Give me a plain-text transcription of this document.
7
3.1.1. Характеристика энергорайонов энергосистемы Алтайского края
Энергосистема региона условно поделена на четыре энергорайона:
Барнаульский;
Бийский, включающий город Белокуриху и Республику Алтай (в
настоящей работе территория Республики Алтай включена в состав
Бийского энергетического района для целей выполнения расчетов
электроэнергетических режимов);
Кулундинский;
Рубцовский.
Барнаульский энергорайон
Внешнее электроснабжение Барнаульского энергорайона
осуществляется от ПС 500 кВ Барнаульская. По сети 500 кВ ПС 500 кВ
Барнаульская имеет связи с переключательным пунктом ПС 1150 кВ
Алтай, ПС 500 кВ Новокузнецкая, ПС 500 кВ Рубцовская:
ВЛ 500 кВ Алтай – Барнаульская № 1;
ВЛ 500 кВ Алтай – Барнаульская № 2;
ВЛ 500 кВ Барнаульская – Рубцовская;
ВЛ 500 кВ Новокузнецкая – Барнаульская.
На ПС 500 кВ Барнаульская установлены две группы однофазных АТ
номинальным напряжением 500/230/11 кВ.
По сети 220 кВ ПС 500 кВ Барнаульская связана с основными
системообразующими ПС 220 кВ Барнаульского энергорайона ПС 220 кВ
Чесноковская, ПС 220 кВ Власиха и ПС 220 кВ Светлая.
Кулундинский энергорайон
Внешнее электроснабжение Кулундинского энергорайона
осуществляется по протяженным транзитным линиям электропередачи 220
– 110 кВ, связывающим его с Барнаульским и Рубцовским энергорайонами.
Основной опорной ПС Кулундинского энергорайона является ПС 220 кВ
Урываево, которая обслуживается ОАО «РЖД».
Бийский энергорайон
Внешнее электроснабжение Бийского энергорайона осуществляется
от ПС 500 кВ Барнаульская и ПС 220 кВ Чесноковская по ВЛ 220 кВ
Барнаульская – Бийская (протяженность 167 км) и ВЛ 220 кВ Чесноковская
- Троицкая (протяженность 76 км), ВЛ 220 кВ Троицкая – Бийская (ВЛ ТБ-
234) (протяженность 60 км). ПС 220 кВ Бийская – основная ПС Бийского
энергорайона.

> Task requirements
Repeat the data above exactly.

> Final result
Give me a plain-text transcription of this document.
7
3.1.1. Характеристика энергорайонов энергосистемы Алтайского края
Энергосистема региона условно поделена на четыре энергорайона:
Барнаульский;
Бийский, включающий город Белокуриху и Республику Алтай (в
настоящей работе территория Республики Алтай включена в состав
Бийского энергетического района для целей выполнения расчетов
электроэнергетических режимов);
Кулундинский;
Рубцовский.
Барнаульский энергорайон
Внешнее электроснабжение Барнаульского энергорайона
осуществляется от ПС 500 кВ Барнаульская. По сети 500 кВ ПС 500 кВ
Барнаульская имеет связи с переключательным пунктом ПС 1150 кВ
Алтай, ПС 500 кВ Новокузнецкая, ПС 500 кВ Рубцовская:
ВЛ 500 кВ Алтай – Барнаульская № 1;
ВЛ 500 кВ Алтай – Барнаульская № 2;
ВЛ 500 кВ Барнаульская – Рубцовская;
ВЛ 500 кВ Новокузнецкая – Барнаульская.
На ПС 500 кВ Барнаульская установлены две группы однофазных АТ
номинальным напряжением 500/230/11 кВ.
По сети 220 кВ ПС 500 кВ Барнаульская связана с основными
системообразующими ПС 220 кВ Барнаульского энергорайона ПС 220 кВ
Чесноковская, ПС 220 кВ Власиха и ПС 220 кВ Светлая.
Кулундинский энергорайон
Внешнее электроснабжение Кулундинского энергорайона
осуществляется по протяженным транзитным линиям электропередачи 220
– 110 кВ, связывающим его с Барнаульским и Рубцовским энергорайонами.
Основной опорной ПС Кулундинского энергорайона является ПС 220 кВ
Урываево, которая обслуживается ОАО «РЖД».
Бийский энергорайон
Внешнее электроснабжение Бийского энергорайона осуществляется
от ПС 500 кВ Барнаульская и ПС 220 кВ Чесноковская по ВЛ 220 кВ
Барнаульская – Бийская (протяженность 167 км) и ВЛ 220 кВ Чесноковская
- Троицкая (протяженность 76 км), ВЛ 220 кВ Троицкая – Бийская (ВЛ ТБ-
234) (протяженность 60 км). ПС 220 кВ Бийская – основная ПС Бийского
энергорайона.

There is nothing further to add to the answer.